**WRITTEN INSTRUCTION**
Starting at the line with "What does this" and stopping at the final line, retype the data below exactly; do not carry over any pictures.

**MATERIAL PROVIDED**
===============

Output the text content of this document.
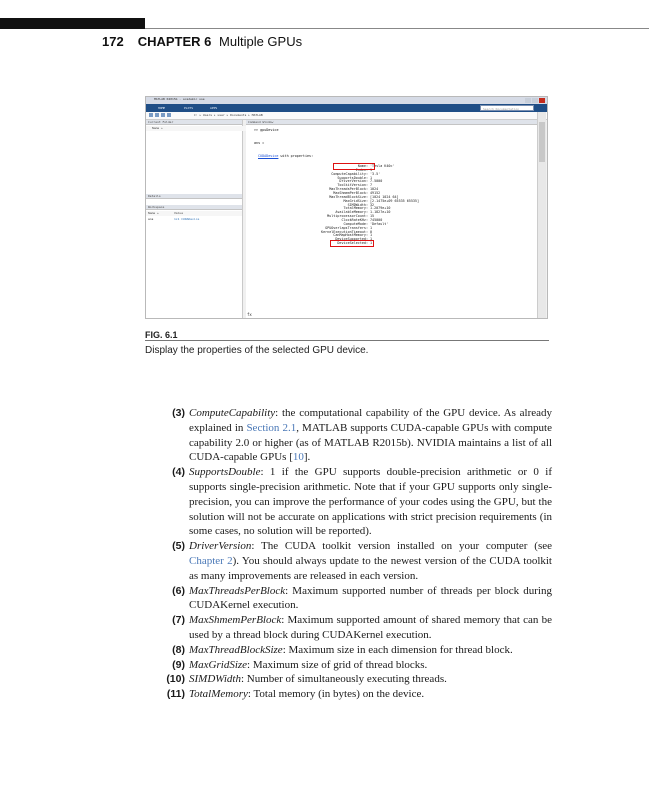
172 CHAPTER 6 Multiple GPUs
MATLAB R2015b - academic use
HOME	PLOTS	APPS	Search Documentation
C: ▸ Users ▸ user ▸ Documents ▸ MATLAB
Current Folder
Name ▴
Details
Workspace
Name ▴	Value
ans	1x1 CUDADevice
Command Window
>> gpuDevice
ans =
CUDADevice with properties:
Name: 'Tesla K40c'
Index: 1
ComputeCapability: '3.5'
SupportsDouble: 1
DriverVersion: 7.5000
ToolkitVersion: 7
MaxThreadsPerBlock: 1024
MaxShmemPerBlock: 49152
MaxThreadBlockSize: [1024 1024 64]
MaxGridSize: [2.1475e+09 65535 65535]
SIMDWidth: 32
TotalMemory: 1.2079e+10
AvailableMemory: 1.1827e+10
MultiprocessorCount: 15
ClockRateKHz: 745000
ComputeMode: 'Default'
GPUOverlapsTransfers: 1
KernelExecutionTimeout: 0
CanMapHostMemory: 1
DeviceSupported: 1
DeviceSelected: 1
fx
FIG. 6.1
Display the properties of the selected GPU device.
(3) ComputeCapability: the computational capability of the GPU device. As already explained in Section 2.1, MATLAB supports CUDA-capable GPUs with compute capability 2.0 or higher (as of MATLAB R2015b). NVIDIA maintains a list of all CUDA-capable GPUs [10].
(4) SupportsDouble: 1 if the GPU supports double-precision arithmetic or 0 if supports single-precision arithmetic. Note that if your GPU supports only single-precision, you can improve the performance of your codes using the GPU, but the solution will not be accurate on applications with strict precision requirements (in some cases, no solution will be reported).
(5) DriverVersion: The CUDA toolkit version installed on your computer (see Chapter 2). You should always update to the newest version of the CUDA toolkit as many improvements are released in each version.
(6) MaxThreadsPerBlock: Maximum supported number of threads per block during CUDAKernel execution.
(7) MaxShmemPerBlock: Maximum supported amount of shared memory that can be used by a thread block during CUDAKernel execution.
(8) MaxThreadBlockSize: Maximum size in each dimension for thread block.
(9) MaxGridSize: Maximum size of grid of thread blocks.
(10) SIMDWidth: Number of simultaneously executing threads.
(11) TotalMemory: Total memory (in bytes) on the device.
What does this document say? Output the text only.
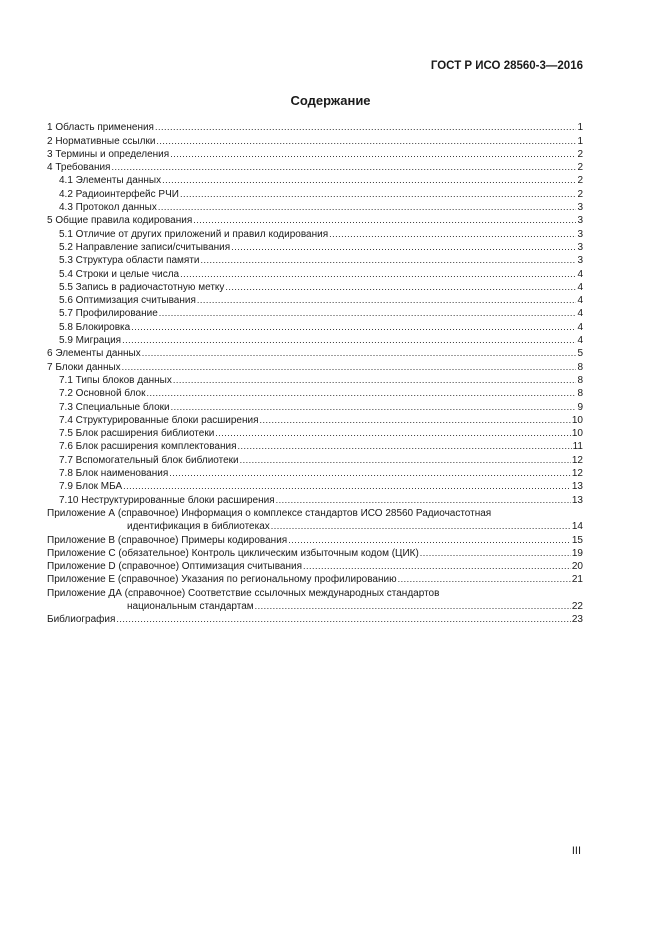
ГОСТ Р ИСО 28560-3—2016
Содержание
1 Область применения .....	1
2 Нормативные ссылки .....	1
3 Термины и определения .....	2
4 Требования .....	2
4.1 Элементы данных .....	2
4.2 Радиоинтерфейс РЧИ .....	2
4.3 Протокол данных .....	3
5 Общие правила кодирования .....	3
5.1 Отличие от других приложений и правил кодирования .....	3
5.2 Направление записи/считывания .....	3
5.3 Структура области памяти .....	3
5.4 Строки и целые числа .....	4
5.5 Запись в радиочастотную метку .....	4
5.6 Оптимизация считывания .....	4
5.7 Профилирование .....	4
5.8 Блокировка .....	4
5.9 Миграция .....	4
6 Элементы данных .....	5
7 Блоки данных .....	8
7.1 Типы блоков данных .....	8
7.2 Основной блок .....	8
7.3 Специальные блоки .....	9
7.4 Структурированные блоки расширения .....	10
7.5 Блок расширения библиотеки .....	10
7.6 Блок расширения комплектования .....	11
7.7 Вспомогательный блок библиотеки .....	12
7.8 Блок наименования .....	12
7.9 Блок МБА .....	13
7.10 Неструктурированные блоки расширения .....	13
Приложение А (справочное) Информация о комплексе стандартов ИСО 28560 Радиочастотная
идентификация в библиотеках .....	14
Приложение В (справочное) Примеры кодирования .....	15
Приложение С (обязательное) Контроль циклическим избыточным кодом (ЦИК) .....	19
Приложение D (справочное) Оптимизация считывания .....	20
Приложение Е (справочное) Указания по региональному профилированию .....	21
Приложение ДА (справочное) Соответствие ссылочных международных стандартов
национальным стандартам .....	22
Библиография .....	23
III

===============

**RESULT**
What does this document say? Output the text only.
ГОСТ Р ИСО 28560-3—2016
Содержание
1 Область применения .....	1
2 Нормативные ссылки .....	1
3 Термины и определения .....	2
4 Требования .....	2
4.1 Элементы данных .....	2
4.2 Радиоинтерфейс РЧИ .....	2
4.3 Протокол данных .....	3
5 Общие правила кодирования .....	3
5.1 Отличие от других приложений и правил кодирования .....	3
5.2 Направление записи/считывания .....	3
5.3 Структура области памяти .....	3
5.4 Строки и целые числа .....	4
5.5 Запись в радиочастотную метку .....	4
5.6 Оптимизация считывания .....	4
5.7 Профилирование .....	4
5.8 Блокировка .....	4
5.9 Миграция .....	4
6 Элементы данных .....	5
7 Блоки данных .....	8
7.1 Типы блоков данных .....	8
7.2 Основной блок .....	8
7.3 Специальные блоки .....	9
7.4 Структурированные блоки расширения .....	10
7.5 Блок расширения библиотеки .....	10
7.6 Блок расширения комплектования .....	11
7.7 Вспомогательный блок библиотеки .....	12
7.8 Блок наименования .....	12
7.9 Блок МБА .....	13
7.10 Неструктурированные блоки расширения .....	13
Приложение А (справочное) Информация о комплексе стандартов ИСО 28560 Радиочастотная
идентификация в библиотеках .....	14
Приложение В (справочное) Примеры кодирования .....	15
Приложение С (обязательное) Контроль циклическим избыточным кодом (ЦИК) .....	19
Приложение D (справочное) Оптимизация считывания .....	20
Приложение Е (справочное) Указания по региональному профилированию .....	21
Приложение ДА (справочное) Соответствие ссылочных международных стандартов
национальным стандартам .....	22
Библиография .....	23
III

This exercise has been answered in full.